**The exercise**
Print the entries below in their entirety, exactly as they are written.

**Dataset rows**
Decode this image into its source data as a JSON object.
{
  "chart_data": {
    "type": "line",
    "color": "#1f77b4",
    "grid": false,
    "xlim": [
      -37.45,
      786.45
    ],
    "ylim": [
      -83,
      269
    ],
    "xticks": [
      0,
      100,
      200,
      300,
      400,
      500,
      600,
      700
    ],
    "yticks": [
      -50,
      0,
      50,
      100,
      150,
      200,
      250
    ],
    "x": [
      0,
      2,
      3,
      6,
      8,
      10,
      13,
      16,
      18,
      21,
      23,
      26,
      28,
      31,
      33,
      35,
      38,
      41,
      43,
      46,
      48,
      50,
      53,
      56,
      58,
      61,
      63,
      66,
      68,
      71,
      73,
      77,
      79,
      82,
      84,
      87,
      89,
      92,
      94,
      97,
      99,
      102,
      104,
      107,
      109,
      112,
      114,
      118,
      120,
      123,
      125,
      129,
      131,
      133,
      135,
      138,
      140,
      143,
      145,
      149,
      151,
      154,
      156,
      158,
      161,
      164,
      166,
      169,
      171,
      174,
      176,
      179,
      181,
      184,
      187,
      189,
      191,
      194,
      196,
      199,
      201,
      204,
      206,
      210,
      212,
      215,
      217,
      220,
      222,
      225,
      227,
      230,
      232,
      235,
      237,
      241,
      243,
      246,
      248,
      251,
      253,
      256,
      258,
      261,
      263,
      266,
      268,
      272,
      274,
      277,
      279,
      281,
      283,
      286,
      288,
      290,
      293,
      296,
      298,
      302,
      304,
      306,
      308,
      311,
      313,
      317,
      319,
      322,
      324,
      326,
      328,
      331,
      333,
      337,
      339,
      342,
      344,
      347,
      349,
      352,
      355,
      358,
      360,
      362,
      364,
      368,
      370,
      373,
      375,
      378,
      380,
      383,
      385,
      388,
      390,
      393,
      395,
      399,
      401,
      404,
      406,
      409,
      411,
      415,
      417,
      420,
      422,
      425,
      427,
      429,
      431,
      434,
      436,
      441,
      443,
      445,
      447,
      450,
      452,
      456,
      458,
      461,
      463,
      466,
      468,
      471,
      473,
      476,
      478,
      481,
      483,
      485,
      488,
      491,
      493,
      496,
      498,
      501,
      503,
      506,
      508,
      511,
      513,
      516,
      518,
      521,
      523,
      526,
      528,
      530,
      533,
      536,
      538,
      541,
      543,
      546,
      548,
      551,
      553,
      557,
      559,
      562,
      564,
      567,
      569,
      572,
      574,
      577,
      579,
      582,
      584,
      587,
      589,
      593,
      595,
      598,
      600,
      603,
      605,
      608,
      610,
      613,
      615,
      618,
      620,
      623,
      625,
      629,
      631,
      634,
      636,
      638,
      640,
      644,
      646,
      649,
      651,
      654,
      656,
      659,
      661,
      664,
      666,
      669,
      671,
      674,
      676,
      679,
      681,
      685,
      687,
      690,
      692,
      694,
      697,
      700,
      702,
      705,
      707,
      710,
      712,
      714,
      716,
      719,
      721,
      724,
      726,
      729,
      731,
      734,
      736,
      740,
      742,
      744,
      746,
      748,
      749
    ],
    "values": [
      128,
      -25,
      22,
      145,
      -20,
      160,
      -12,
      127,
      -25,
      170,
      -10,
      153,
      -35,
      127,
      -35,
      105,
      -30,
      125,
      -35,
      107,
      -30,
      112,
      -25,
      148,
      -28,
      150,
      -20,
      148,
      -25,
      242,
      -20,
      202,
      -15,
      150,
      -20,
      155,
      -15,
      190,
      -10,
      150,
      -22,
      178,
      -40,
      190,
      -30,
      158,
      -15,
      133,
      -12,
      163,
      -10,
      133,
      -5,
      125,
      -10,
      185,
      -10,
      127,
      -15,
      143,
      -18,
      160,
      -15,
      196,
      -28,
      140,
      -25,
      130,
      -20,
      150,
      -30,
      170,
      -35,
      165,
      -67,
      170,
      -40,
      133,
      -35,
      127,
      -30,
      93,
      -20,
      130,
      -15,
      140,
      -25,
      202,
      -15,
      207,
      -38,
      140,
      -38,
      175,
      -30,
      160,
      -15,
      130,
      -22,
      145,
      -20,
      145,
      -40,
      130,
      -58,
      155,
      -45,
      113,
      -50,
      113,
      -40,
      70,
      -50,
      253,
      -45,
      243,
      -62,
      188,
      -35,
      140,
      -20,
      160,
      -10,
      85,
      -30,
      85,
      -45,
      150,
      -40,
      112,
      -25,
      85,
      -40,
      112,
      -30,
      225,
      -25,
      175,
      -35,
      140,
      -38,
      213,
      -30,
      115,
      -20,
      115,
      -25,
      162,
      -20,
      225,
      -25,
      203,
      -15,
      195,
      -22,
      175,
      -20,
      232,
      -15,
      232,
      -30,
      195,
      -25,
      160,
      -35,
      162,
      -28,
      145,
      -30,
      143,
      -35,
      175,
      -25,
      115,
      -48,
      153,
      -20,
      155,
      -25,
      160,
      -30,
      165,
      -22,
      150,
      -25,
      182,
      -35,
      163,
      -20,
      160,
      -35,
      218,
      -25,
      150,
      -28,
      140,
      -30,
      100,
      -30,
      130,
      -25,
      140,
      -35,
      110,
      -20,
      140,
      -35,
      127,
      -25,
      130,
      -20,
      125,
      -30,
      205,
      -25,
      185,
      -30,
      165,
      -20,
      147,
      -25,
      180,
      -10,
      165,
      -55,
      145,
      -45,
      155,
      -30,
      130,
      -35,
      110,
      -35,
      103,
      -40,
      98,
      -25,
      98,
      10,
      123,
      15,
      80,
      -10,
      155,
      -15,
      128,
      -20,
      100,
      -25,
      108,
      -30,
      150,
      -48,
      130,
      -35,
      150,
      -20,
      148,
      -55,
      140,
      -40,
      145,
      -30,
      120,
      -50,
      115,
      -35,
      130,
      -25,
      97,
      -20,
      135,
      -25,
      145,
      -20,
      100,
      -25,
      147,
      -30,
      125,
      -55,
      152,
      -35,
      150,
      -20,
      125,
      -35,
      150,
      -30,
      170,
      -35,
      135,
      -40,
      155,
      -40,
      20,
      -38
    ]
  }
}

**Task result**
Decode this image into its source data as a JSON object.
{
  "chart_data": {
    "type": "line",
    "color": "#1f77b4",
    "grid": false,
    "xlim": [
      -37.45,
      786.45
    ],
    "ylim": [
      -83,
      269
    ],
    "xticks": [
      0,
      100,
      200,
      300,
      400,
      500,
      600,
      700
    ],
    "yticks": [
      -50,
      0,
      50,
      100,
      150,
      200,
      250
    ],
    "x": [
      0,
      2,
      3,
      6,
      8,
      10,
      13,
      16,
      18,
      21,
      23,
      26,
      28,
      31,
      33,
      35,
      38,
      41,
      43,
      46,
      48,
      50,
      53,
      56,
      58,
      61,
      63,
      66,
      68,
      71,
      73,
      77,
      79,
      82,
      84,
      87,
      89,
      92,
      94,
      97,
      99,
      102,
      104,
      107,
      109,
      112,
      114,
      118,
      120,
      123,
      125,
      129,
      131,
      133,
      135,
      138,
      140,
      143,
      145,
      149,
      151,
      154,
      156,
      158,
      161,
      164,
      166,
      169,
      171,
      174,
      176,
      179,
      181,
      184,
      187,
      189,
      191,
      194,
      196,
      199,
      201,
      204,
      206,
      210,
      212,
      215,
      217,
      220,
      222,
      225,
      227,
      230,
      232,
      235,
      237,
      241,
      243,
      246,
      248,
      251,
      253,
      256,
      258,
      261,
      263,
      266,
      268,
      272,
      274,
      277,
      279,
      281,
      283,
      286,
      288,
      290,
      293,
      296,
      298,
      302,
      304,
      306,
      308,
      311,
      313,
      317,
      319,
      322,
      324,
      326,
      328,
      331,
      333,
      337,
      339,
      342,
      344,
      347,
      349,
      352,
      355,
      358,
      360,
      362,
      364,
      368,
      370,
      373,
      375,
      378,
      380,
      383,
      385,
      388,
      390,
      393,
      395,
      399,
      401,
      404,
      406,
      409,
      411,
      415,
      417,
      420,
      422,
      425,
      427,
      429,
      431,
      434,
      436,
      441,
      443,
      445,
      447,
      450,
      452,
      456,
      458,
      461,
      463,
      466,
      468,
      471,
      473,
      476,
      478,
      481,
      483,
      485,
      488,
      491,
      493,
      496,
      498,
      501,
      503,
      506,
      508,
      511,
      513,
      516,
      518,
      521,
      523,
      526,
      528,
      530,
      533,
      536,
      538,
      541,
      543,
      546,
      548,
      551,
      553,
      557,
      559,
      562,
      564,
      567,
      569,
      572,
      574,
      577,
      579,
      582,
      584,
      587,
      589,
      593,
      595,
      598,
      600,
      603,
      605,
      608,
      610,
      613,
      615,
      618,
      620,
      623,
      625,
      629,
      631,
      634,
      636,
      638,
      640,
      644,
      646,
      649,
      651,
      654,
      656,
      659,
      661,
      664,
      666,
      669,
      671,
      674,
      676,
      679,
      681,
      685,
      687,
      690,
      692,
      694,
      697,
      700,
      702,
      705,
      707,
      710,
      712,
      714,
      716,
      719,
      721,
      724,
      726,
      729,
      731,
      734,
      736,
      740,
      742,
      744,
      746,
      748,
      749
    ],
    "values": [
      128,
      -25,
      22,
      145,
      -20,
      160,
      -12,
      127,
      -25,
      170,
      -10,
      153,
      -35,
      127,
      -35,
      105,
      -30,
      125,
      -35,
      107,
      -30,
      112,
      -25,
      148,
      -28,
      150,
      -20,
      148,
      -25,
      242,
      -20,
      202,
      -15,
      150,
      -20,
      155,
      -15,
      190,
      -10,
      150,
      -22,
      178,
      -40,
      190,
      -30,
      158,
      -15,
      133,
      -12,
      163,
      -10,
      133,
      -5,
      125,
      -10,
      185,
      -10,
      127,
      -15,
      143,
      -18,
      160,
      -15,
      196,
      -28,
      140,
      -25,
      130,
      -20,
      150,
      -30,
      170,
      -35,
      165,
      -67,
      170,
      -40,
      133,
      -35,
      127,
      -30,
      93,
      -20,
      130,
      -15,
      140,
      -25,
      202,
      -15,
      207,
      -38,
      140,
      -38,
      175,
      -30,
      160,
      -15,
      130,
      -22,
      145,
      -20,
      145,
      -40,
      130,
      -58,
      155,
      -45,
      113,
      -50,
      113,
      -40,
      70,
      -50,
      253,
      -45,
      243,
      -62,
      188,
      -35,
      140,
      -20,
      160,
      -10,
      85,
      -30,
      85,
      -45,
      150,
      -40,
      112,
      -25,
      85,
      -40,
      112,
      -30,
      225,
      -25,
      175,
      -35,
      140,
      -38,
      213,
      -30,
      115,
      -20,
      115,
      -25,
      162,
      -20,
      225,
      -25,
      203,
      -15,
      195,
      -22,
      175,
      -20,
      232,
      -15,
      232,
      -30,
      195,
      -25,
      160,
      -35,
      162,
      -28,
      145,
      -30,
      143,
      -35,
      175,
      -25,
      115,
      -48,
      153,
      -20,
      155,
      -25,
      160,
      -30,
      165,
      -22,
      150,
      -25,
      182,
      -35,
      163,
      -20,
      160,
      -35,
      218,
      -25,
      150,
      -28,
      140,
      -30,
      100,
      -30,
      130,
      -25,
      140,
      -35,
      110,
      -20,
      140,
      -35,
      127,
      -25,
      130,
      -20,
      125,
      -30,
      205,
      -25,
      185,
      -30,
      165,
      -20,
      147,
      -25,
      180,
      -10,
      165,
      -55,
      145,
      -45,
      155,
      -30,
      130,
      -35,
      110,
      -35,
      103,
      -40,
      98,
      -25,
      98,
      10,
      123,
      15,
      80,
      -10,
      155,
      -15,
      128,
      -20,
      100,
      -25,
      108,
      -30,
      150,
      -48,
      130,
      -35,
      150,
      -20,
      148,
      -55,
      140,
      -40,
      145,
      -30,
      120,
      -50,
      115,
      -35,
      130,
      -25,
      97,
      -20,
      135,
      -25,
      145,
      -20,
      100,
      -25,
      147,
      -30,
      125,
      -55,
      152,
      -35,
      150,
      -20,
      125,
      -35,
      150,
      -30,
      170,
      -35,
      135,
      -40,
      155,
      -40,
      20,
      -38
    ]
  }
}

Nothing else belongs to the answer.